Aufgabenstellung A:
Beantworte anhand des Textes über das Subharchord:
(i) In welchem Jahr wurde das Labor für Akustisch-Musikalische Grenzprobleme umbenannt, und wie hieß es danach?
(ii) Welche Firma vertrieb das Subharchord?
(iii) In welchem Fachbereich legte Lothar Thomalla seine Diplomarbeit vor?

Textauszug:
__________________________________________________
Auch gab es noch im Herbst 1969 eine umfangreiche Untersuchung zur Optimierung
der im Subharchord integrierten MEL-Filterbank. Lothar Thomalla legte
seine Diplomarbeit im Fachbereich Hochfrequenztechnik und Elektroakustik
vor, als Resultat seiner Suche nach einem optimalen Klangfarbenfilter
für Studios elektronischer Musik.6
Doch die politisch Verantwortlichen hatten bereits entschieden und mit
der elektronischen Klangerzeugung in Adlershof war es damit endgültig
vorbei. Das Labor für Akustisch-Musikalische Grenzprobleme wurde
1971 weniger einfallsreich umbenannt in Tonstudio-Technologie
und bekam einen neuen Leiter um sich fortan anderen Aufgaben zu widmen:
der Stereofonie, subjektiven Untersuchungen zur Tonqualität, Beschallungstechnologie,
Tonstudiotechnik (so bestand es bis ca. 1990). Mit der Enteignung der
Fa. Hempel KG, dem Vertrieb des Subharchords, entfiel schließlich
auch die Vermarktungsmöglichkeit.
Subharchord
Typ II / III (Detail)
Die Komponisten, die trotz der offiziellen, sehr skeptischen Haltung noch
an elektronischen Klängen und neuer Musik interessiert waren, mußten
auf entsprechend ausgestattete ausländische Studios ausweichen (z.B.
__________________________________________________
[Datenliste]
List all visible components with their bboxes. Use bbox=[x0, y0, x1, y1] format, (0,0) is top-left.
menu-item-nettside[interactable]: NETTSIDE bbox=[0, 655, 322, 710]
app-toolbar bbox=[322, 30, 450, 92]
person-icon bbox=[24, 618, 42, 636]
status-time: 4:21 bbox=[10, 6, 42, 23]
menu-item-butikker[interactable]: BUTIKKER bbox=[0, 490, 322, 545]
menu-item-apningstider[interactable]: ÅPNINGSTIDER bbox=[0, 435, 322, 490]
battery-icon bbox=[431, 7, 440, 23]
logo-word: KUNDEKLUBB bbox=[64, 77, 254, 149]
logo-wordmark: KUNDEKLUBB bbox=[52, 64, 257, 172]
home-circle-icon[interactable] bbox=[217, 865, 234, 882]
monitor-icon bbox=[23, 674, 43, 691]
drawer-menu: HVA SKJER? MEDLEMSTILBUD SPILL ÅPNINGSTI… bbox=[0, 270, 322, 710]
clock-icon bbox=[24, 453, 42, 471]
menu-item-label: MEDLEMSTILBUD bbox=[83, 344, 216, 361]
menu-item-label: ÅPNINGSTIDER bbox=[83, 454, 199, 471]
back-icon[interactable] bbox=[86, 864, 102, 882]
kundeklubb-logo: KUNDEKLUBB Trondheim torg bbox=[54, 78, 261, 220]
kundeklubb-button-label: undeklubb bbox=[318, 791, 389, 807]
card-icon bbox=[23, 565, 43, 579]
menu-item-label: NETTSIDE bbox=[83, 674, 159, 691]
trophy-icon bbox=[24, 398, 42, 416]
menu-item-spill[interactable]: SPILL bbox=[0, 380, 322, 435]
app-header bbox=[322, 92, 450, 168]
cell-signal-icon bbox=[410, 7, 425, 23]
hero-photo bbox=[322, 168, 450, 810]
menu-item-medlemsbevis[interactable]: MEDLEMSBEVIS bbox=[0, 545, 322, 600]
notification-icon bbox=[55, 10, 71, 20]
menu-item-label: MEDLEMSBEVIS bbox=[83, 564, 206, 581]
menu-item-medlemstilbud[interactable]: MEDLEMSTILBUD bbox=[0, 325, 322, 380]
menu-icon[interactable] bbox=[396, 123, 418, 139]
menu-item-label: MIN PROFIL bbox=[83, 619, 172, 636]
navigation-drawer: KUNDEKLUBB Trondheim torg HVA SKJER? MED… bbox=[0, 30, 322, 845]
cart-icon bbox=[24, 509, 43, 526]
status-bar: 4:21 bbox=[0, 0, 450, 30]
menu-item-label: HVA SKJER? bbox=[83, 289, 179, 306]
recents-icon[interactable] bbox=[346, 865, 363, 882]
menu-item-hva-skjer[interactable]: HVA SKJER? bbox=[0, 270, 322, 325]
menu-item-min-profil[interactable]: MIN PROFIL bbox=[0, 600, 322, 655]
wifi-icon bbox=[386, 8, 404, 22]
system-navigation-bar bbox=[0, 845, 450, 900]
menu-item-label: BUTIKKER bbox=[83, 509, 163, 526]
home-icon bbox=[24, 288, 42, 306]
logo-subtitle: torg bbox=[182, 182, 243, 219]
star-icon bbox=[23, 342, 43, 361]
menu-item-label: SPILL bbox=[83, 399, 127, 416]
__________________________________________________
Aufgabenstellung B: Tausche in den Zeilen vom Anfang der Datenliste bis einschließlich der Zeile mit „menu-item-label: NETTSIDE bbox=[83, 674, 159, 691]“ jedes „interactable“ gegen „klickbar“ aus und gib nur diese Zeilen wieder. Alles andere bleibt unverändert.

Ergebnis A:
(i) 1971; danach hieß es Tonstudio-Technologie.
(ii) Die Fa. Hempel KG.
(iii) Im Fachbereich Hochfrequenztechnik und Elektroakustik.

Ergebnis B:
List all visible components with their bboxes. Use bbox=[x0, y0, x1, y1] format, (0,0) is top-left.
menu-item-nettside[klickbar]: NETTSIDE bbox=[0, 655, 322, 710]
app-toolbar bbox=[322, 30, 450, 92]
person-icon bbox=[24, 618, 42, 636]
status-time: 4:21 bbox=[10, 6, 42, 23]
menu-item-butikker[klickbar]: BUTIKKER bbox=[0, 490, 322, 545]
menu-item-apningstider[klickbar]: ÅPNINGSTIDER bbox=[0, 435, 322, 490]
battery-icon bbox=[431, 7, 440, 23]
logo-word: KUNDEKLUBB bbox=[64, 77, 254, 149]
logo-wordmark: KUNDEKLUBB bbox=[52, 64, 257, 172]
home-circle-icon[klickbar] bbox=[217, 865, 234, 882]
monitor-icon bbox=[23, 674, 43, 691]
drawer-menu: HVA SKJER? MEDLEMSTILBUD SPILL ÅPNINGSTI… bbox=[0, 270, 322, 710]
clock-icon bbox=[24, 453, 42, 471]
menu-item-label: MEDLEMSTILBUD bbox=[83, 344, 216, 361]
menu-item-label: ÅPNINGSTIDER bbox=[83, 454, 199, 471]
back-icon[klickbar] bbox=[86, 864, 102, 882]
kundeklubb-logo: KUNDEKLUBB Trondheim torg bbox=[54, 78, 261, 220]
kundeklubb-button-label: undeklubb bbox=[318, 791, 389, 807]
card-icon bbox=[23, 565, 43, 579]
menu-item-label: NETTSIDE bbox=[83, 674, 159, 691]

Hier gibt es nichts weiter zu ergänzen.